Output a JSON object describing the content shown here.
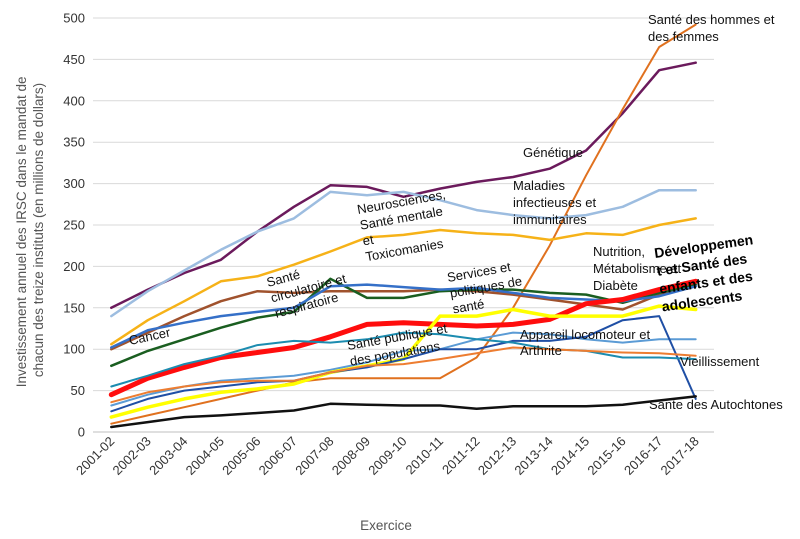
{
  "chart_data": {
    "type": "line",
    "title": "",
    "xlabel": "Exercice",
    "ylabel_lines": [
      "Investissement annuel des IRSC dans le mandat de",
      "chacun des treize instituts  (en millions de dollars)"
    ],
    "ylim": [
      0,
      500
    ],
    "yticks": [
      "0",
      "50",
      "100",
      "150",
      "200",
      "250",
      "300",
      "350",
      "400",
      "450",
      "500"
    ],
    "categories": [
      "2001-02",
      "2002-03",
      "2003-04",
      "2004-05",
      "2005-06",
      "2006-07",
      "2007-08",
      "2008-09",
      "2009-10",
      "2010-11",
      "2011-12",
      "2012-13",
      "2013-14",
      "2014-15",
      "2015-16",
      "2016-17",
      "2017-18"
    ],
    "grid": true,
    "series": [
      {
        "color": "#6b1a5c",
        "width": 2.5,
        "values": [
          150,
          172,
          192,
          208,
          242,
          272,
          298,
          296,
          284,
          294,
          302,
          308,
          318,
          340,
          385,
          437,
          446
        ]
      },
      {
        "color": "#e0711f",
        "width": 2,
        "values": [
          10,
          20,
          30,
          40,
          50,
          60,
          65,
          65,
          65,
          65,
          90,
          150,
          225,
          310,
          390,
          465,
          492
        ]
      },
      {
        "color": "#9dbde0",
        "width": 2.5,
        "values": [
          140,
          170,
          195,
          220,
          242,
          258,
          290,
          286,
          290,
          280,
          268,
          262,
          258,
          262,
          272,
          292,
          292
        ]
      },
      {
        "color": "#f6b218",
        "width": 2.5,
        "values": [
          106,
          135,
          158,
          182,
          188,
          202,
          218,
          235,
          238,
          244,
          240,
          238,
          232,
          240,
          238,
          250,
          258
        ]
      },
      {
        "color": "#a0522d",
        "width": 2.5,
        "values": [
          100,
          120,
          140,
          158,
          170,
          168,
          170,
          170,
          170,
          172,
          170,
          166,
          160,
          154,
          148,
          166,
          176
        ]
      },
      {
        "color": "#1a5e20",
        "width": 2.5,
        "values": [
          80,
          98,
          112,
          126,
          138,
          145,
          185,
          162,
          162,
          170,
          172,
          172,
          168,
          166,
          156,
          168,
          178
        ]
      },
      {
        "color": "#3570c8",
        "width": 2.5,
        "values": [
          102,
          123,
          132,
          140,
          145,
          150,
          176,
          178,
          175,
          172,
          174,
          168,
          162,
          160,
          158,
          164,
          176
        ]
      },
      {
        "color": "#ff0d0d",
        "width": 5,
        "values": [
          45,
          65,
          78,
          90,
          96,
          102,
          115,
          130,
          132,
          130,
          128,
          130,
          136,
          155,
          160,
          172,
          182
        ]
      },
      {
        "color": "#5b9bd5",
        "width": 2,
        "values": [
          32,
          45,
          55,
          62,
          65,
          68,
          75,
          84,
          98,
          100,
          112,
          120,
          118,
          112,
          108,
          112,
          112
        ]
      },
      {
        "color": "#ffff00",
        "width": 3.5,
        "values": [
          18,
          30,
          40,
          48,
          52,
          58,
          72,
          80,
          88,
          140,
          140,
          148,
          140,
          140,
          140,
          152,
          148
        ]
      },
      {
        "color": "#1f4fa5",
        "width": 2,
        "values": [
          25,
          40,
          50,
          55,
          60,
          62,
          72,
          78,
          88,
          100,
          100,
          110,
          110,
          115,
          135,
          140,
          40
        ]
      },
      {
        "color": "#1c8cb0",
        "width": 2,
        "values": [
          55,
          68,
          82,
          92,
          105,
          110,
          108,
          112,
          120,
          118,
          112,
          108,
          100,
          98,
          90,
          90,
          88
        ]
      },
      {
        "color": "#ed7d31",
        "width": 2,
        "values": [
          36,
          48,
          55,
          60,
          62,
          62,
          72,
          80,
          82,
          88,
          95,
          102,
          100,
          98,
          96,
          95,
          92
        ]
      },
      {
        "color": "#111111",
        "width": 2.5,
        "values": [
          6,
          12,
          18,
          20,
          23,
          26,
          34,
          33,
          32,
          32,
          28,
          31,
          31,
          31,
          33,
          38,
          43
        ]
      }
    ],
    "annotations": [
      {
        "lines": [
          "Santé des hommes et",
          "des femmes"
        ],
        "bold": false
      },
      {
        "lines": [
          "Génétique"
        ],
        "bold": false
      },
      {
        "lines": [
          "Maladies",
          "infectieuses et",
          "immunitaires"
        ],
        "bold": false
      },
      {
        "lines": [
          "Neurosciences,",
          "Santé mentale",
          "et",
          "Toxicomanies"
        ],
        "bold": false
      },
      {
        "lines": [
          "Nutrition,",
          "Métabolisme et",
          "Diabète"
        ],
        "bold": false
      },
      {
        "lines": [
          "Développemen",
          "t et Santé des",
          "enfants et des",
          "adolescents"
        ],
        "bold": true
      },
      {
        "lines": [
          "Santé",
          "circulatoire et",
          "respiratoire"
        ],
        "bold": false
      },
      {
        "lines": [
          "Cancer"
        ],
        "bold": false
      },
      {
        "lines": [
          "Services et",
          "politiques de",
          "santé"
        ],
        "bold": false
      },
      {
        "lines": [
          "Appareil locomoteur et",
          "Arthrite"
        ],
        "bold": false
      },
      {
        "lines": [
          "Santé publique et",
          "des populations"
        ],
        "bold": false
      },
      {
        "lines": [
          "Vieillissement"
        ],
        "bold": false
      },
      {
        "lines": [
          "Sante des Autochtones"
        ],
        "bold": false
      }
    ]
  }
}
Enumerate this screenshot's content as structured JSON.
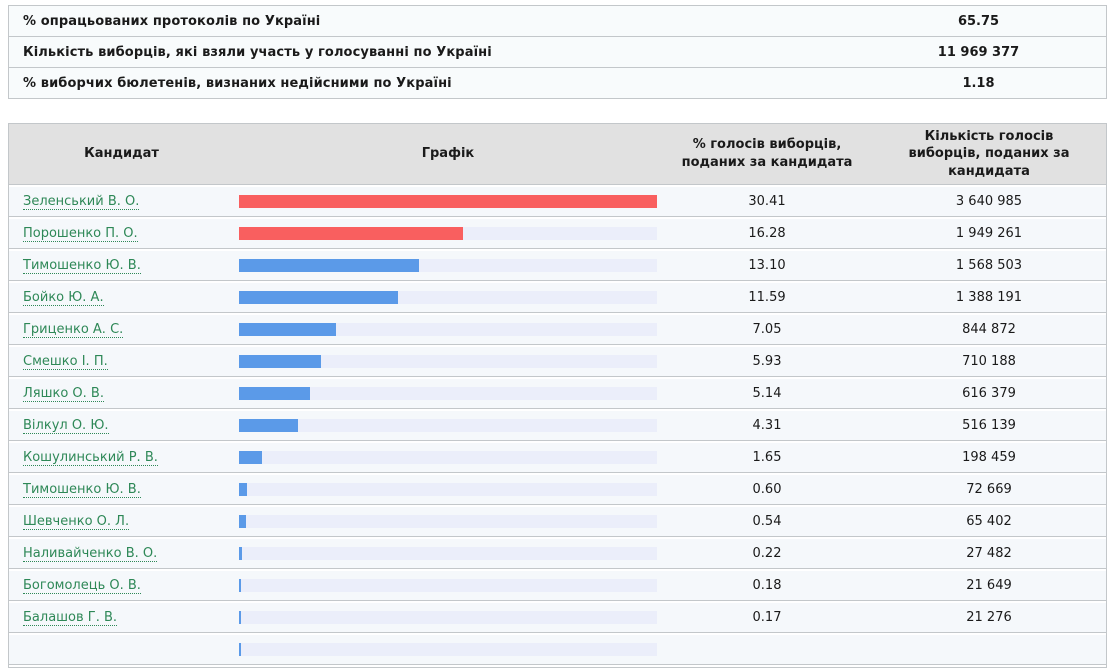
{
  "colors": {
    "bar_red": "#f95f5f",
    "bar_blue": "#5b9ae8",
    "bar_track": "#ebeefa",
    "candidate_link_green": "#2e8857",
    "header_bg": "#e1e1e1",
    "row_bg": "#f5f8fb",
    "summary_row_bg": "#f8fbfc",
    "border": "#c3c7ca"
  },
  "summary": {
    "rows": [
      {
        "label": "% опрацьованих протоколів по Україні",
        "value": "65.75"
      },
      {
        "label": "Кількість виборців, які взяли участь у голосуванні по Україні",
        "value": "11 969 377"
      },
      {
        "label": "% виборчих бюлетенів, визнаних недійсними по Україні",
        "value": "1.18"
      }
    ]
  },
  "results": {
    "columns": [
      "Кандидат",
      "Графік",
      "% голосів виборців, поданих за кандидата",
      "Кількість голосів виборців, поданих за кандидата"
    ],
    "max_percent": 30.41,
    "rows": [
      {
        "name": "Зеленський В. О.",
        "percent": "30.41",
        "votes": "3 640 985",
        "color": "red"
      },
      {
        "name": "Порошенко П. О.",
        "percent": "16.28",
        "votes": "1 949 261",
        "color": "red"
      },
      {
        "name": "Тимошенко Ю. В.",
        "percent": "13.10",
        "votes": "1 568 503",
        "color": "blue"
      },
      {
        "name": "Бойко Ю. А.",
        "percent": "11.59",
        "votes": "1 388 191",
        "color": "blue"
      },
      {
        "name": "Гриценко А. С.",
        "percent": "7.05",
        "votes": "844 872",
        "color": "blue"
      },
      {
        "name": "Смешко І. П.",
        "percent": "5.93",
        "votes": "710 188",
        "color": "blue"
      },
      {
        "name": "Ляшко О. В.",
        "percent": "5.14",
        "votes": "616 379",
        "color": "blue"
      },
      {
        "name": "Вілкул О. Ю.",
        "percent": "4.31",
        "votes": "516 139",
        "color": "blue"
      },
      {
        "name": "Кошулинський Р. В.",
        "percent": "1.65",
        "votes": "198 459",
        "color": "blue"
      },
      {
        "name": "Тимошенко Ю. В.",
        "percent": "0.60",
        "votes": "72 669",
        "color": "blue"
      },
      {
        "name": "Шевченко О. Л.",
        "percent": "0.54",
        "votes": "65 402",
        "color": "blue"
      },
      {
        "name": "Наливайченко В. О.",
        "percent": "0.22",
        "votes": "27 482",
        "color": "blue"
      },
      {
        "name": "Богомолець О. В.",
        "percent": "0.18",
        "votes": "21 649",
        "color": "blue"
      },
      {
        "name": "Балашов Г. В.",
        "percent": "0.17",
        "votes": "21 276",
        "color": "blue"
      }
    ],
    "partial_row": {
      "color": "blue",
      "bar_width_pct": 0.55
    }
  },
  "chart_data": {
    "type": "bar",
    "categories": [
      "Зеленський В. О.",
      "Порошенко П. О.",
      "Тимошенко Ю. В.",
      "Бойко Ю. А.",
      "Гриценко А. С.",
      "Смешко І. П.",
      "Ляшко О. В.",
      "Вілкул О. Ю.",
      "Кошулинський Р. В.",
      "Тимошенко Ю. В.",
      "Шевченко О. Л.",
      "Наливайченко В. О.",
      "Богомолець О. В.",
      "Балашов Г. В."
    ],
    "series": [
      {
        "name": "% голосів виборців, поданих за кандидата",
        "values": [
          30.41,
          16.28,
          13.1,
          11.59,
          7.05,
          5.93,
          5.14,
          4.31,
          1.65,
          0.6,
          0.54,
          0.22,
          0.18,
          0.17
        ]
      },
      {
        "name": "Кількість голосів виборців, поданих за кандидата",
        "values": [
          3640985,
          1949261,
          1568503,
          1388191,
          844872,
          710188,
          616379,
          516139,
          198459,
          72669,
          65402,
          27482,
          21649,
          21276
        ]
      }
    ],
    "xlabel": "Кандидат",
    "ylabel": "% голосів виборців, поданих за кандидата",
    "ylim": [
      0,
      30.41
    ],
    "legend_position": "none",
    "grid": false
  }
}
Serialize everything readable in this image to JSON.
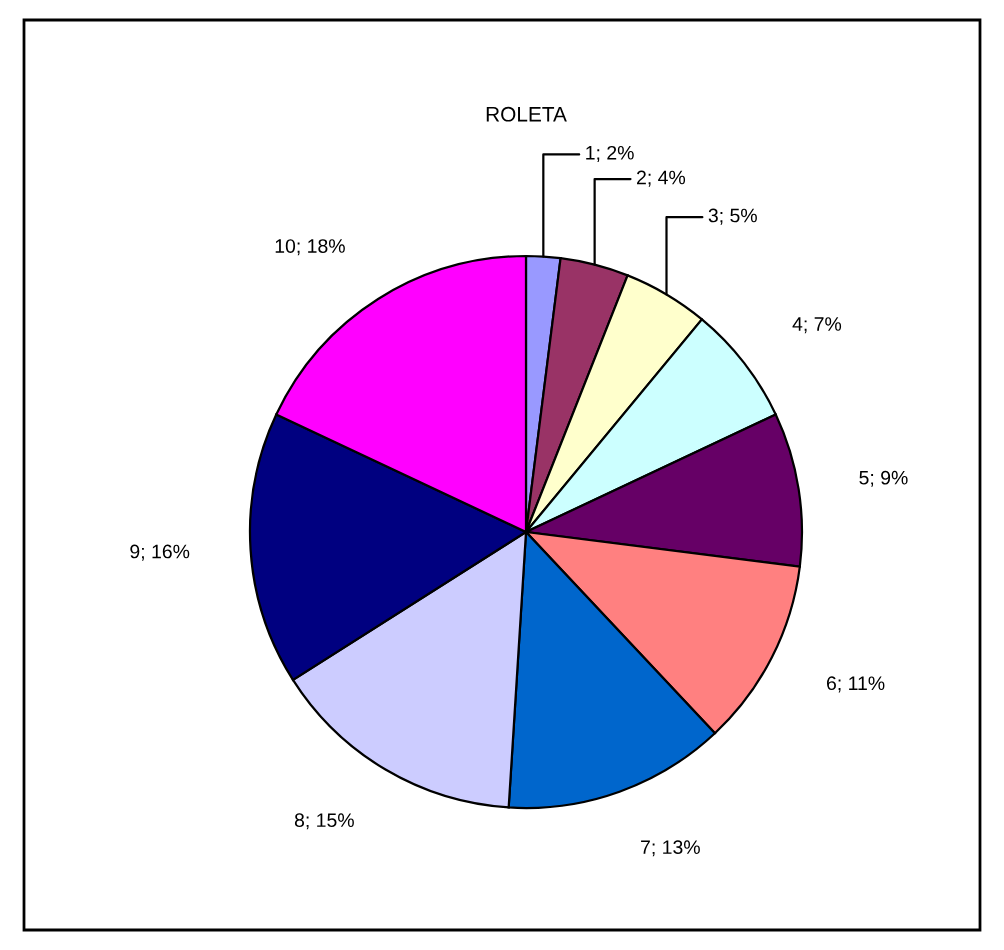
__________________________________________________
● Prompt
Tally the lines of the material above that contain the word "Україні" and report the total alone.

● Problem solution
3